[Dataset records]
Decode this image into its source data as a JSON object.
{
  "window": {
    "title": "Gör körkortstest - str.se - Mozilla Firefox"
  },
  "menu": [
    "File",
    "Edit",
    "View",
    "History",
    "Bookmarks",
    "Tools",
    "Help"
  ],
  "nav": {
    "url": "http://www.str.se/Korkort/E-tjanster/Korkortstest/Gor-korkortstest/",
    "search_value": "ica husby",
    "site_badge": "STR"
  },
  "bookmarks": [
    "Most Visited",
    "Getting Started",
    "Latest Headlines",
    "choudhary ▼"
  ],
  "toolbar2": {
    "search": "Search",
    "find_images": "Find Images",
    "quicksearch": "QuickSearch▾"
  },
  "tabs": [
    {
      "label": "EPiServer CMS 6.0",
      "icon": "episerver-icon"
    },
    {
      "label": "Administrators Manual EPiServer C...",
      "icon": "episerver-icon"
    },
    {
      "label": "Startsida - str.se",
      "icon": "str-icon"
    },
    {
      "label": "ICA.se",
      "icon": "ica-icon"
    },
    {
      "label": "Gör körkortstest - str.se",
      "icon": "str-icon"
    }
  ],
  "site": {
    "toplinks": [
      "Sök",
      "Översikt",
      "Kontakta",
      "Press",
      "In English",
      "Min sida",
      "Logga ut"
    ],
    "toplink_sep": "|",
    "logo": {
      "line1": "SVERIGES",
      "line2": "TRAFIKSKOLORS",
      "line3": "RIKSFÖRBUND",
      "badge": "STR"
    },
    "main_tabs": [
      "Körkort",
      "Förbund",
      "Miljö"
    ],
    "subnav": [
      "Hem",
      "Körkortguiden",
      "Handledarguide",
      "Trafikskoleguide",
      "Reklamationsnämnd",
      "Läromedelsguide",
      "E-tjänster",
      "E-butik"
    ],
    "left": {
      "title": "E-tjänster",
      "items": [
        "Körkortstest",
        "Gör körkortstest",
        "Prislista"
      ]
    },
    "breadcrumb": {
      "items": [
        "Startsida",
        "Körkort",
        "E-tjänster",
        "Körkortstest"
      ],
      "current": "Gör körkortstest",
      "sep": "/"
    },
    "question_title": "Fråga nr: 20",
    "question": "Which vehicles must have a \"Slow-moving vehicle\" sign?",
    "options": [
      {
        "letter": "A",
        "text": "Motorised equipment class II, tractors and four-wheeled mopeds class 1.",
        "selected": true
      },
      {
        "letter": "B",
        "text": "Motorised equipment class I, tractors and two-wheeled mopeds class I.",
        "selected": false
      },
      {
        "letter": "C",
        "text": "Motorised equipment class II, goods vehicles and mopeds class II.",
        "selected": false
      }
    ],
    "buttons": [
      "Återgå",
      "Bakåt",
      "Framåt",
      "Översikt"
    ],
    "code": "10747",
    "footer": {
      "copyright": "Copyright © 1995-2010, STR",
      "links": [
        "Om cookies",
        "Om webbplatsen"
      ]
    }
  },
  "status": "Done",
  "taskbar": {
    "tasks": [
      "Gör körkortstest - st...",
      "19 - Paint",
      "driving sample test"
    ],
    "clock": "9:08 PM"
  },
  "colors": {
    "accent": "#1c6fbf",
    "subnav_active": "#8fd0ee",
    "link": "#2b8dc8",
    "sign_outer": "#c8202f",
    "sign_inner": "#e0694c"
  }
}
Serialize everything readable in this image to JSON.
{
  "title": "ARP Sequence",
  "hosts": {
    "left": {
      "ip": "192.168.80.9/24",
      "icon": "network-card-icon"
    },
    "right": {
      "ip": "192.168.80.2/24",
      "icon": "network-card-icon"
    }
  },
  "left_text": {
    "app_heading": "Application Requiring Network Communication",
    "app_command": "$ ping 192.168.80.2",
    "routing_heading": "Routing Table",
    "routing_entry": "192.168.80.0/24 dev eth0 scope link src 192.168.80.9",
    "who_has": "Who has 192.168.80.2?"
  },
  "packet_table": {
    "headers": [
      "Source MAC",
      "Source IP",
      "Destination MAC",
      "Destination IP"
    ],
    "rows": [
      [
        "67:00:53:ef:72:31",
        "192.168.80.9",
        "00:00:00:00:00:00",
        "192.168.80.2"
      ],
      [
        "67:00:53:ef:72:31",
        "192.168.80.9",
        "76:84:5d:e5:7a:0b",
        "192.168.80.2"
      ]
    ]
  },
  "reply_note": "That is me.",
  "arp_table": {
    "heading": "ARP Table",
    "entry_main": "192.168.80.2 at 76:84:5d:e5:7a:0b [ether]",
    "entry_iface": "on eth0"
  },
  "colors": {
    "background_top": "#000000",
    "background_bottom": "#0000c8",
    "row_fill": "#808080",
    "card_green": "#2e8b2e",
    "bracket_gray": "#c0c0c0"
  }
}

#### EXERCISE REQUIREMENTS:
Would you write down every record again, exactly?

#### EXPECTED ANSWER:
Decode this image into its source data as a JSON object.
{
  "window": {
    "title": "Gör körkortstest - str.se - Mozilla Firefox"
  },
  "menu": [
    "File",
    "Edit",
    "View",
    "History",
    "Bookmarks",
    "Tools",
    "Help"
  ],
  "nav": {
    "url": "http://www.str.se/Korkort/E-tjanster/Korkortstest/Gor-korkortstest/",
    "search_value": "ica husby",
    "site_badge": "STR"
  },
  "bookmarks": [
    "Most Visited",
    "Getting Started",
    "Latest Headlines",
    "choudhary ▼"
  ],
  "toolbar2": {
    "search": "Search",
    "find_images": "Find Images",
    "quicksearch": "QuickSearch▾"
  },
  "tabs": [
    {
      "label": "EPiServer CMS 6.0",
      "icon": "episerver-icon"
    },
    {
      "label": "Administrators Manual EPiServer C...",
      "icon": "episerver-icon"
    },
    {
      "label": "Startsida - str.se",
      "icon": "str-icon"
    },
    {
      "label": "ICA.se",
      "icon": "ica-icon"
    },
    {
      "label": "Gör körkortstest - str.se",
      "icon": "str-icon"
    }
  ],
  "site": {
    "toplinks": [
      "Sök",
      "Översikt",
      "Kontakta",
      "Press",
      "In English",
      "Min sida",
      "Logga ut"
    ],
    "toplink_sep": "|",
    "logo": {
      "line1": "SVERIGES",
      "line2": "TRAFIKSKOLORS",
      "line3": "RIKSFÖRBUND",
      "badge": "STR"
    },
    "main_tabs": [
      "Körkort",
      "Förbund",
      "Miljö"
    ],
    "subnav": [
      "Hem",
      "Körkortguiden",
      "Handledarguide",
      "Trafikskoleguide",
      "Reklamationsnämnd",
      "Läromedelsguide",
      "E-tjänster",
      "E-butik"
    ],
    "left": {
      "title": "E-tjänster",
      "items": [
        "Körkortstest",
        "Gör körkortstest",
        "Prislista"
      ]
    },
    "breadcrumb": {
      "items": [
        "Startsida",
        "Körkort",
        "E-tjänster",
        "Körkortstest"
      ],
      "current": "Gör körkortstest",
      "sep": "/"
    },
    "question_title": "Fråga nr: 20",
    "question": "Which vehicles must have a \"Slow-moving vehicle\" sign?",
    "options": [
      {
        "letter": "A",
        "text": "Motorised equipment class II, tractors and four-wheeled mopeds class 1.",
        "selected": true
      },
      {
        "letter": "B",
        "text": "Motorised equipment class I, tractors and two-wheeled mopeds class I.",
        "selected": false
      },
      {
        "letter": "C",
        "text": "Motorised equipment class II, goods vehicles and mopeds class II.",
        "selected": false
      }
    ],
    "buttons": [
      "Återgå",
      "Bakåt",
      "Framåt",
      "Översikt"
    ],
    "code": "10747",
    "footer": {
      "copyright": "Copyright © 1995-2010, STR",
      "links": [
        "Om cookies",
        "Om webbplatsen"
      ]
    }
  },
  "status": "Done",
  "taskbar": {
    "tasks": [
      "Gör körkortstest - st...",
      "19 - Paint",
      "driving sample test"
    ],
    "clock": "9:08 PM"
  },
  "colors": {
    "accent": "#1c6fbf",
    "subnav_active": "#8fd0ee",
    "link": "#2b8dc8",
    "sign_outer": "#c8202f",
    "sign_inner": "#e0694c"
  }
}
Serialize everything readable in this image to JSON.
{
  "title": "ARP Sequence",
  "hosts": {
    "left": {
      "ip": "192.168.80.9/24",
      "icon": "network-card-icon"
    },
    "right": {
      "ip": "192.168.80.2/24",
      "icon": "network-card-icon"
    }
  },
  "left_text": {
    "app_heading": "Application Requiring Network Communication",
    "app_command": "$ ping 192.168.80.2",
    "routing_heading": "Routing Table",
    "routing_entry": "192.168.80.0/24 dev eth0 scope link src 192.168.80.9",
    "who_has": "Who has 192.168.80.2?"
  },
  "packet_table": {
    "headers": [
      "Source MAC",
      "Source IP",
      "Destination MAC",
      "Destination IP"
    ],
    "rows": [
      [
        "67:00:53:ef:72:31",
        "192.168.80.9",
        "00:00:00:00:00:00",
        "192.168.80.2"
      ],
      [
        "67:00:53:ef:72:31",
        "192.168.80.9",
        "76:84:5d:e5:7a:0b",
        "192.168.80.2"
      ]
    ]
  },
  "reply_note": "That is me.",
  "arp_table": {
    "heading": "ARP Table",
    "entry_main": "192.168.80.2 at 76:84:5d:e5:7a:0b [ether]",
    "entry_iface": "on eth0"
  },
  "colors": {
    "background_top": "#000000",
    "background_bottom": "#0000c8",
    "row_fill": "#808080",
    "card_green": "#2e8b2e",
    "bracket_gray": "#c0c0c0"
  }
}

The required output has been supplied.